>> BEGIN RECORD LIST
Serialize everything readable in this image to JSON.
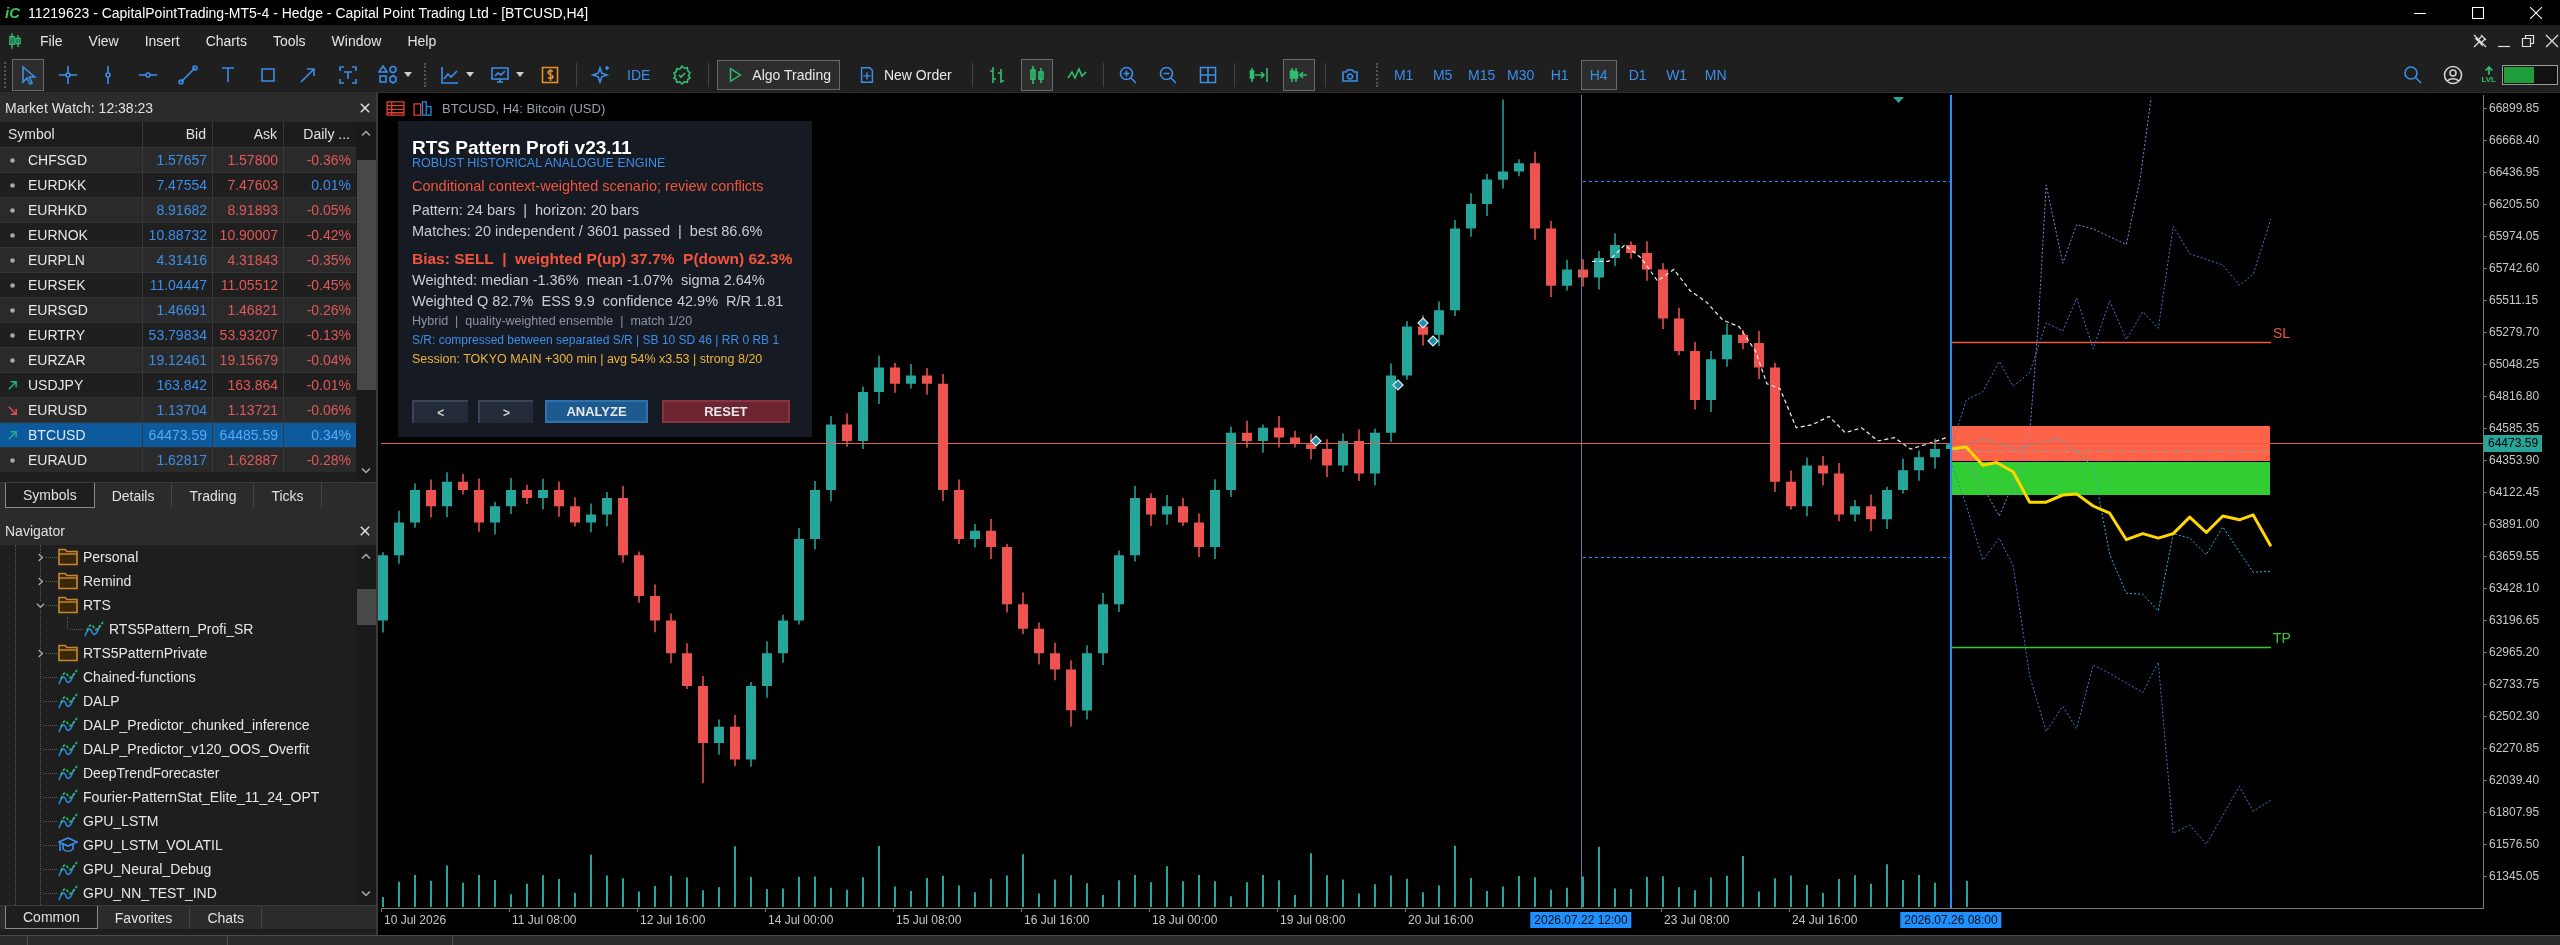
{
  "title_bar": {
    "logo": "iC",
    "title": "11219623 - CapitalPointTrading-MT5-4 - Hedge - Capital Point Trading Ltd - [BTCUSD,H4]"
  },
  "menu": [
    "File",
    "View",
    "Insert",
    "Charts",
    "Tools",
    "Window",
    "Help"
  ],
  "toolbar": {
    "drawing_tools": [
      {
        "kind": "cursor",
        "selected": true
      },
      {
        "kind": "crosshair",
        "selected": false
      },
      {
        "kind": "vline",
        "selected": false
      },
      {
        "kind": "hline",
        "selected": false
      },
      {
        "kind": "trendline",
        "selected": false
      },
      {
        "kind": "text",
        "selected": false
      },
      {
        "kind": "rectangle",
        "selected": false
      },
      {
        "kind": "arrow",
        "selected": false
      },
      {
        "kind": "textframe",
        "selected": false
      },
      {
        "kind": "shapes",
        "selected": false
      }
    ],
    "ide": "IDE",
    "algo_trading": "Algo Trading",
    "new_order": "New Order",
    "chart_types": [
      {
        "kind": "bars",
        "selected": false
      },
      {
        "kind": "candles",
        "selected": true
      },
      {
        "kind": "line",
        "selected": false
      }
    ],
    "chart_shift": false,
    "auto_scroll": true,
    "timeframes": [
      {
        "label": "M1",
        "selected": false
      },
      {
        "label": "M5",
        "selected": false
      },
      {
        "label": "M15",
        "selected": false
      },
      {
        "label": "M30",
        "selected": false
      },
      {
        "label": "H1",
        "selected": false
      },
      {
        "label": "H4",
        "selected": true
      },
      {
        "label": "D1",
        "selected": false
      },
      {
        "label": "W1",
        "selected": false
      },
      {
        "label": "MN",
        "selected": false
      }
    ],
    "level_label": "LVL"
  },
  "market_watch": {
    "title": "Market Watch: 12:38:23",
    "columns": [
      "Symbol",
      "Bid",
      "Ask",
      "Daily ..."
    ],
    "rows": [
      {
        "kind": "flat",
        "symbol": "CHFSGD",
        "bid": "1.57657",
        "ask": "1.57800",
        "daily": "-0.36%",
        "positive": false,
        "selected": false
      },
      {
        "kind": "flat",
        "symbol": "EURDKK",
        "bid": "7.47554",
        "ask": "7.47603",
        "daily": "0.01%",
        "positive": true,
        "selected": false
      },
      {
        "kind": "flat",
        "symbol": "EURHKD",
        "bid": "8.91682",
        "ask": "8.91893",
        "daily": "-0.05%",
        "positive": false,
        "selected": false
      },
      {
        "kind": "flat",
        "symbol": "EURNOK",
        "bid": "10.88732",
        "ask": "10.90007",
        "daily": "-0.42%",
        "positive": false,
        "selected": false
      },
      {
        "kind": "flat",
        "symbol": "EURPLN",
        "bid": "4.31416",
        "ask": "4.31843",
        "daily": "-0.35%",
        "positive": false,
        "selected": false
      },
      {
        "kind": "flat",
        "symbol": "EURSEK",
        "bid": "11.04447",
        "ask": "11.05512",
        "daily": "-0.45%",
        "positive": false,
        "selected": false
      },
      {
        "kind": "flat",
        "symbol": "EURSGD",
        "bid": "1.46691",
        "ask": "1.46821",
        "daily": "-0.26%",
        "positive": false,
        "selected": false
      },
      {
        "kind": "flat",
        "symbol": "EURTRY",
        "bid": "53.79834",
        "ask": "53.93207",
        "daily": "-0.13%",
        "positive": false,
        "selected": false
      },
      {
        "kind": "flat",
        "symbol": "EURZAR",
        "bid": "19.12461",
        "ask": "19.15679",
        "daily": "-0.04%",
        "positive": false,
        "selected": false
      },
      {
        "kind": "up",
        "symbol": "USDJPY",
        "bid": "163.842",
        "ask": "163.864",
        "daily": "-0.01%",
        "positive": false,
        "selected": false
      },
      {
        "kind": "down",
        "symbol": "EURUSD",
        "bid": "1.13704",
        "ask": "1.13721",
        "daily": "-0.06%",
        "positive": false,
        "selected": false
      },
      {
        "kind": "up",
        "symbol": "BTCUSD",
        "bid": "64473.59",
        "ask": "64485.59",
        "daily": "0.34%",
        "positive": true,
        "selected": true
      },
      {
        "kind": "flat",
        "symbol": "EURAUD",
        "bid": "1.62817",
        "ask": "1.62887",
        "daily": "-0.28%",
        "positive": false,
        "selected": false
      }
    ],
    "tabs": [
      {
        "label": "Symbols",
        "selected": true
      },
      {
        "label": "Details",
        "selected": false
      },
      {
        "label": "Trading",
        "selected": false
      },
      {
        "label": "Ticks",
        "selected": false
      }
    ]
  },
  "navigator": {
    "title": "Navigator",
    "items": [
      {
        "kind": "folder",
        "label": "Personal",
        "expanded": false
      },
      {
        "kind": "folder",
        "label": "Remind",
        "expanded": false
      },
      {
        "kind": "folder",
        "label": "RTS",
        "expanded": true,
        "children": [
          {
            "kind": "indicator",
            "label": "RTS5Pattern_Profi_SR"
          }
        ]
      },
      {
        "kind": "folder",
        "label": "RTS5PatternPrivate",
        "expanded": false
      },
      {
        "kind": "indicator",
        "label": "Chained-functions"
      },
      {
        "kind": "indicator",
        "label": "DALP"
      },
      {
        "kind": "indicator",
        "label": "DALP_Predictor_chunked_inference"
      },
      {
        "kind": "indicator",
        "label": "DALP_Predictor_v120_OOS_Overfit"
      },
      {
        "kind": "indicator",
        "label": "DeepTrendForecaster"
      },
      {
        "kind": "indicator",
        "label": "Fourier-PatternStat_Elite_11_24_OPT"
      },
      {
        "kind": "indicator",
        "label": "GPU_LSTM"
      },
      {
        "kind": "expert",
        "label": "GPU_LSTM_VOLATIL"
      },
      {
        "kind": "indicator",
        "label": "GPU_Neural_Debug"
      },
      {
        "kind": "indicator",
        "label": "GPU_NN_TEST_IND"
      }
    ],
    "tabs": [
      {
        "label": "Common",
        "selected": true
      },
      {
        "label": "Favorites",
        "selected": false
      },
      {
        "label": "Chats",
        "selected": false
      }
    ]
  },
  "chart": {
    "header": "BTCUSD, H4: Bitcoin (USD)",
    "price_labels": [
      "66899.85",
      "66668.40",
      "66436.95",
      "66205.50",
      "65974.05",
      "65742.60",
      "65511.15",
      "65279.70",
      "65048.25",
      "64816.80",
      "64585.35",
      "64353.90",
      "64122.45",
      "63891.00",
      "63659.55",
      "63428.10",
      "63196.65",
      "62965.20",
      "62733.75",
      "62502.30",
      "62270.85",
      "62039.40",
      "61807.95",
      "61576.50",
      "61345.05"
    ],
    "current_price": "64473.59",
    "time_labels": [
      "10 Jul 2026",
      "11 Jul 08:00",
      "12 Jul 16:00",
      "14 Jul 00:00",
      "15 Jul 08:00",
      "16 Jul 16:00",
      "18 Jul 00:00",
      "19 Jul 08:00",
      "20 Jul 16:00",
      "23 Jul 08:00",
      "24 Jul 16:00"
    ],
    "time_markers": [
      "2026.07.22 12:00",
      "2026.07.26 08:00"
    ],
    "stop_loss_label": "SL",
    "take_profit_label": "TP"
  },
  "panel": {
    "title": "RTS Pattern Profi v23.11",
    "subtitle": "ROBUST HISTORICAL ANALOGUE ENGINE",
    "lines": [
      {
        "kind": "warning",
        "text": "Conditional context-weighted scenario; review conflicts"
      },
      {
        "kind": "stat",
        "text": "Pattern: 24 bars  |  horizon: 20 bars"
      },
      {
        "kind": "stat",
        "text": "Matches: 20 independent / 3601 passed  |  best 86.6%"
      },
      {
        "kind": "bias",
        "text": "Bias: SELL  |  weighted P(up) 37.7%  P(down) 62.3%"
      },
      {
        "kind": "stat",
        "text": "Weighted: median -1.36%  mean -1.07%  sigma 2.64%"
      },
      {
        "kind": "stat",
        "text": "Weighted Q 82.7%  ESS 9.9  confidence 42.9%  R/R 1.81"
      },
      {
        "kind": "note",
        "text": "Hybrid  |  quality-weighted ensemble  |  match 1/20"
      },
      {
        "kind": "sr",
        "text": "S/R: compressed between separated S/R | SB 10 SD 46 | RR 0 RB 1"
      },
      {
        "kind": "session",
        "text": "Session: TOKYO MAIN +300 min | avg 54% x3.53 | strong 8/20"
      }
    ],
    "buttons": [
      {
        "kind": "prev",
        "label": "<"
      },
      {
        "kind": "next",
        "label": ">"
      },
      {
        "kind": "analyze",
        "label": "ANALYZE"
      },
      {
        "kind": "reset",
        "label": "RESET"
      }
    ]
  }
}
>> END RECORD LIST
■ **EXERCISE INSTRUCTIONS**
Read through the lines above and collect those that contain the string "bars".

■ **FINAL RESULT**
        "kind": "bars",
        "text": "Pattern: 24 bars  |  horizon: 20 bars"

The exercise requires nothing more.